Data entries
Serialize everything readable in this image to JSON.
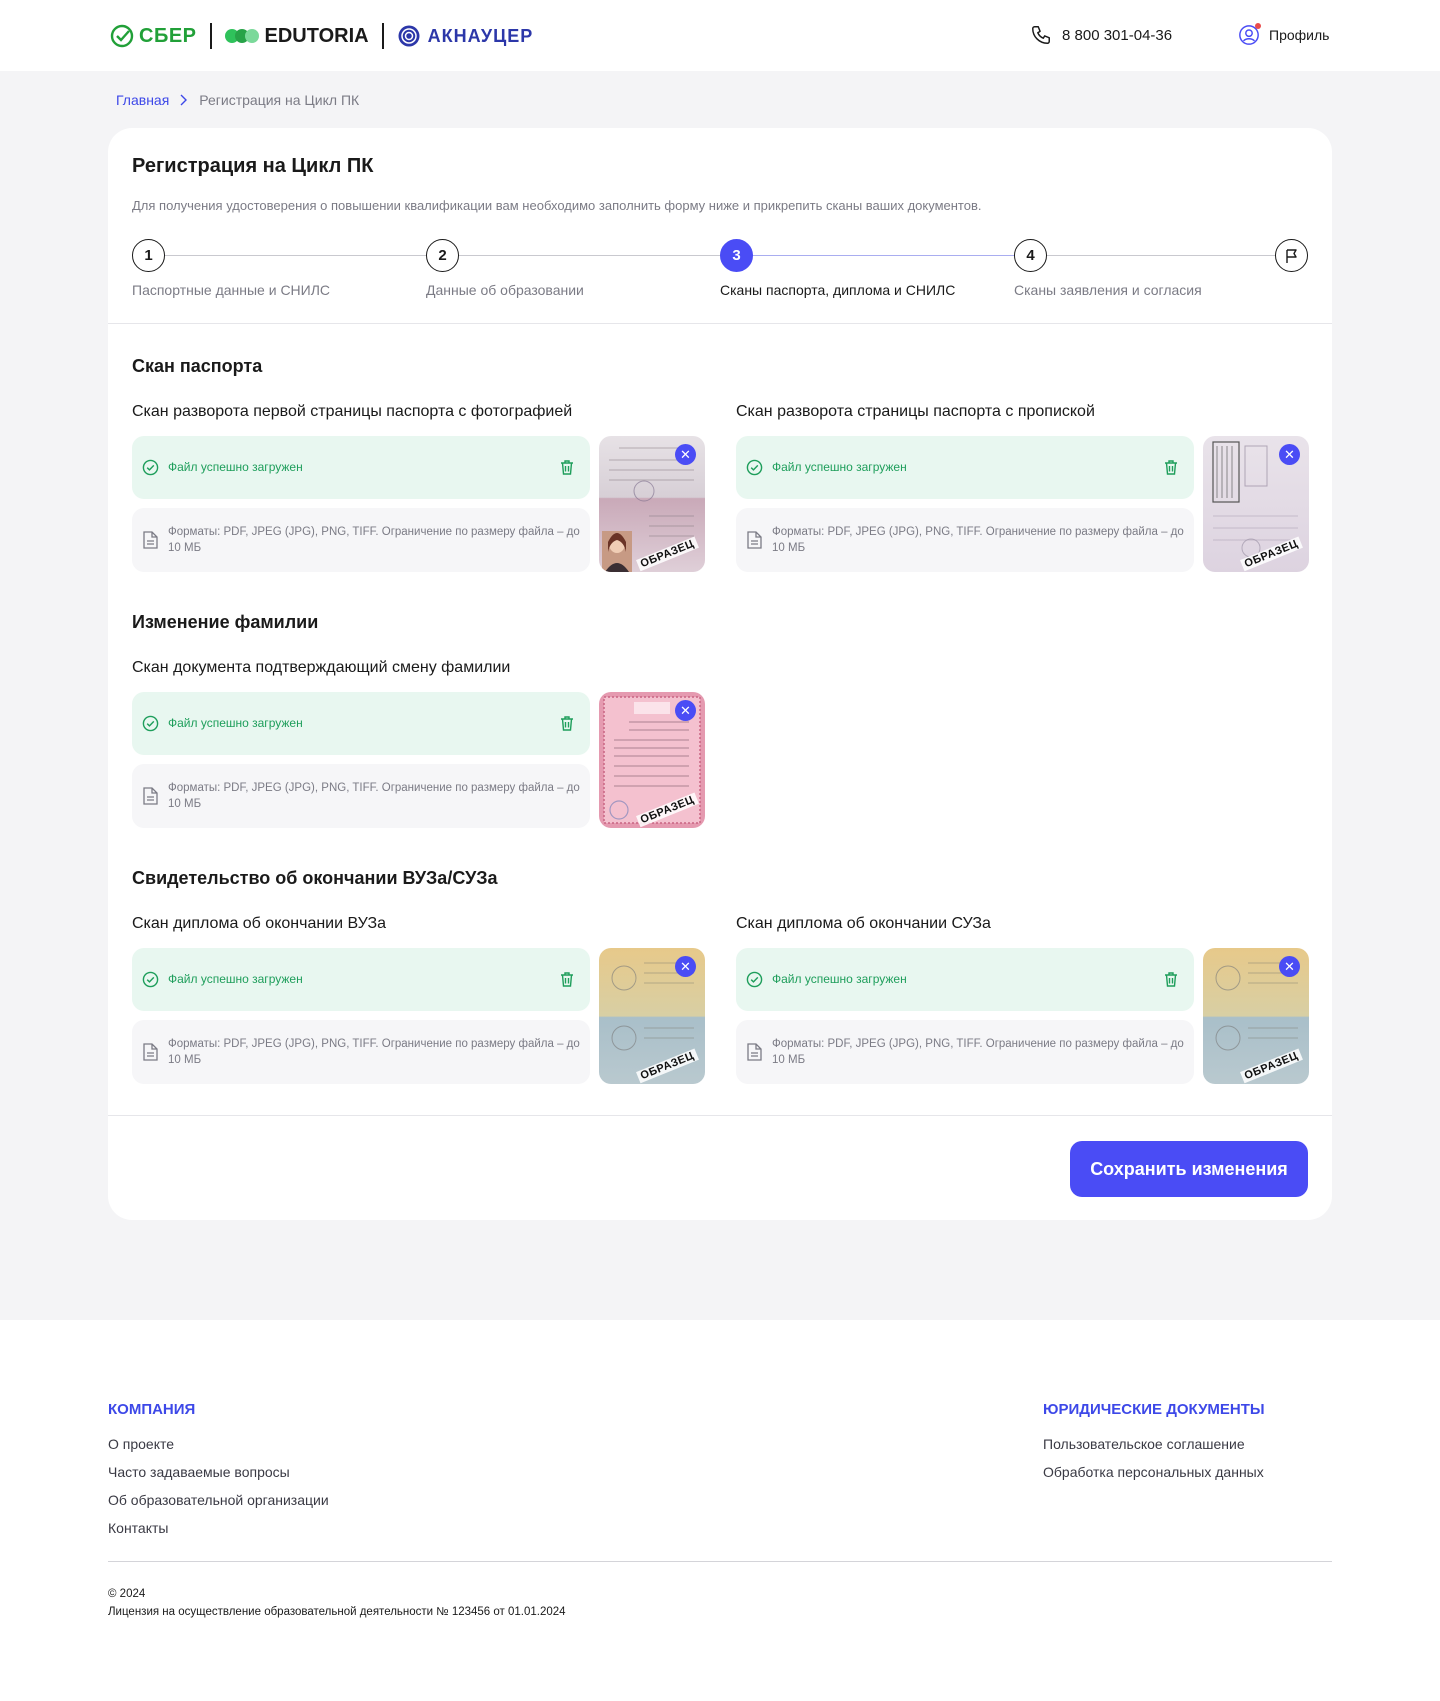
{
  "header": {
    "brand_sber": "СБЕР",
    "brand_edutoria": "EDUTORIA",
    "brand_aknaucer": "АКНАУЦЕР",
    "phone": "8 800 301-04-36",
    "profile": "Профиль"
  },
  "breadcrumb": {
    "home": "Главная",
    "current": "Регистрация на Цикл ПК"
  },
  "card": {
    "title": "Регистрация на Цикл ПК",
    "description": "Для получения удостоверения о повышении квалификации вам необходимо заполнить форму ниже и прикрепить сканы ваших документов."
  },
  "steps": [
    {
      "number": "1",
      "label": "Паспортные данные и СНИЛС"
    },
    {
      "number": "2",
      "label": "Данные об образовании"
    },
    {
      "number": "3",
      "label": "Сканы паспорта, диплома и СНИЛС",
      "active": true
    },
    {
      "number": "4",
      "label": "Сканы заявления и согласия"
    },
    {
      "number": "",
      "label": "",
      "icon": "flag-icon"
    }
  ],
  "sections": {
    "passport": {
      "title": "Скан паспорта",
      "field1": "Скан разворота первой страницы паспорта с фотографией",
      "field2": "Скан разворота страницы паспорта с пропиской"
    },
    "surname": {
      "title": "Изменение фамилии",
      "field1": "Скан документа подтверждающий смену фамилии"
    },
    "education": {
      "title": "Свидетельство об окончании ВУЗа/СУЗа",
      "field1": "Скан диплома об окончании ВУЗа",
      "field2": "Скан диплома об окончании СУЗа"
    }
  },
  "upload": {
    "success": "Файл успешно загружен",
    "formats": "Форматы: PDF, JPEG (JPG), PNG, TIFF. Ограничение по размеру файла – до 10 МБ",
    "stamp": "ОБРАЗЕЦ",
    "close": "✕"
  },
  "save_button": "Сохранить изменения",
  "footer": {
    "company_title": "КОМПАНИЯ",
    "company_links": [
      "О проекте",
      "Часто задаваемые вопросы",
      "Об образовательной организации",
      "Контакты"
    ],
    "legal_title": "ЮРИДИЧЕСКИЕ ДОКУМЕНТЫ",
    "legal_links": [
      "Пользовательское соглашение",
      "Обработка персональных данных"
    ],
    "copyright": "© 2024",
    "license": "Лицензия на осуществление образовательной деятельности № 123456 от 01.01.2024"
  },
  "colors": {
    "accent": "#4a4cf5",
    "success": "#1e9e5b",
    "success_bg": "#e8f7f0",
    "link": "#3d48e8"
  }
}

* * *

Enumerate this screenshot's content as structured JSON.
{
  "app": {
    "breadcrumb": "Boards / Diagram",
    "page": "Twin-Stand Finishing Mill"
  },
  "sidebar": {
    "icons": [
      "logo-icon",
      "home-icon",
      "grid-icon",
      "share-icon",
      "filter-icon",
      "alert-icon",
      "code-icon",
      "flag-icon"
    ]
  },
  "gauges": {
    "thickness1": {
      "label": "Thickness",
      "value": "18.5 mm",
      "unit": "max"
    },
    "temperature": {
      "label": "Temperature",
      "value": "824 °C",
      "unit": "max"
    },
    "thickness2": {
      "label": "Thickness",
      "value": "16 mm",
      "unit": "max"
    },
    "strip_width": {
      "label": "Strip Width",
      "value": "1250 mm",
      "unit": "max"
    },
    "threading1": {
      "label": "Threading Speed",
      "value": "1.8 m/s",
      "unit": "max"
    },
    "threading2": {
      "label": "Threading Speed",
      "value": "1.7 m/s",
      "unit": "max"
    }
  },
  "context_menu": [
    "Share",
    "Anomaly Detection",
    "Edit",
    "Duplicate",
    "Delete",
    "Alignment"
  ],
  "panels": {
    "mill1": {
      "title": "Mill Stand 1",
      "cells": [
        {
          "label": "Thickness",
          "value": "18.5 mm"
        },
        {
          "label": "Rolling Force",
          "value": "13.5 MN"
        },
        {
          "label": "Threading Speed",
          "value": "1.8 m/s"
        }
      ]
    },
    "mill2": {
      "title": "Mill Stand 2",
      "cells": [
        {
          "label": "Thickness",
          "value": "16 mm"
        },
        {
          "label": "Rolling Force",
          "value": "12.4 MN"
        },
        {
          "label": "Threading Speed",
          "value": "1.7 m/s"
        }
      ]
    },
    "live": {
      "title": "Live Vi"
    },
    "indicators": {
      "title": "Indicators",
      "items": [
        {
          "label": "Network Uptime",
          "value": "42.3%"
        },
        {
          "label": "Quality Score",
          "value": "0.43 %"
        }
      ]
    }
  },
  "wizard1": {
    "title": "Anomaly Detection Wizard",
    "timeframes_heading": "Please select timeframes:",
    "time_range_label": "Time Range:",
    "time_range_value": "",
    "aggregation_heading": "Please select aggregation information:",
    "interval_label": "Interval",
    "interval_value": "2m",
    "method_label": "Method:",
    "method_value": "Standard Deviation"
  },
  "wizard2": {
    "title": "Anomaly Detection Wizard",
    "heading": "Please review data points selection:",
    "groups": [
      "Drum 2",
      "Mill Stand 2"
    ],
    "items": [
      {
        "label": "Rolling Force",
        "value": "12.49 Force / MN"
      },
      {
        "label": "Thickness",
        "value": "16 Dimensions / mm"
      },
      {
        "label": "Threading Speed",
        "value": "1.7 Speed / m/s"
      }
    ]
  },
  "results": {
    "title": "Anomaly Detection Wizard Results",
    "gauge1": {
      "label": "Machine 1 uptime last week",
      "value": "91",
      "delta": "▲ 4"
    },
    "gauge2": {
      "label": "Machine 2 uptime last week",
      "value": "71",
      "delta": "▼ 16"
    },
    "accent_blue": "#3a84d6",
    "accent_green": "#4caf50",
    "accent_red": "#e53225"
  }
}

## [AIM]
Identify every line where the string "this" appears.

## [FINAL ANSWER]
Serialize everything readable in this image to JSON.
Enumerate this screenshot's content as structured JSON.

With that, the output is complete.